Present the data once more in exactly its original form.

--- BEGIN Recorded data ---

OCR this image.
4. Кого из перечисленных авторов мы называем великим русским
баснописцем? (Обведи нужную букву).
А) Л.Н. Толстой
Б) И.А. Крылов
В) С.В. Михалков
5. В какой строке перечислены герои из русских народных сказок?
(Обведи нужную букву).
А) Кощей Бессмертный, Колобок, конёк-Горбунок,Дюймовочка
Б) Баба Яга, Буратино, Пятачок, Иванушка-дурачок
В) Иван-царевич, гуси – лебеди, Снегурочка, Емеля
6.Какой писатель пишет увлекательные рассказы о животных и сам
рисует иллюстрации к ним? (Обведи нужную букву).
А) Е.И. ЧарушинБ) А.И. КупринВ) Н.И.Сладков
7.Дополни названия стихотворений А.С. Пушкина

--- END Recorded data ---

### Completed exercise
OCR this image.
4. Кого из перечисленных авторов мы называем великим русским
баснописцем? (Обведи нужную букву).
А) Л.Н. Толстой
Б) И.А. Крылов
В) С.В. Михалков
5. В какой строке перечислены герои из русских народных сказок?
(Обведи нужную букву).
А) Кощей Бессмертный, Колобок, конёк-Горбунок,Дюймовочка
Б) Баба Яга, Буратино, Пятачок, Иванушка-дурачок
В) Иван-царевич, гуси – лебеди, Снегурочка, Емеля
6.Какой писатель пишет увлекательные рассказы о животных и сам
рисует иллюстрации к ним? (Обведи нужную букву).
А) Е.И. ЧарушинБ) А.И. КупринВ) Н.И.Сладков
7.Дополни названия стихотворений А.С. Пушкина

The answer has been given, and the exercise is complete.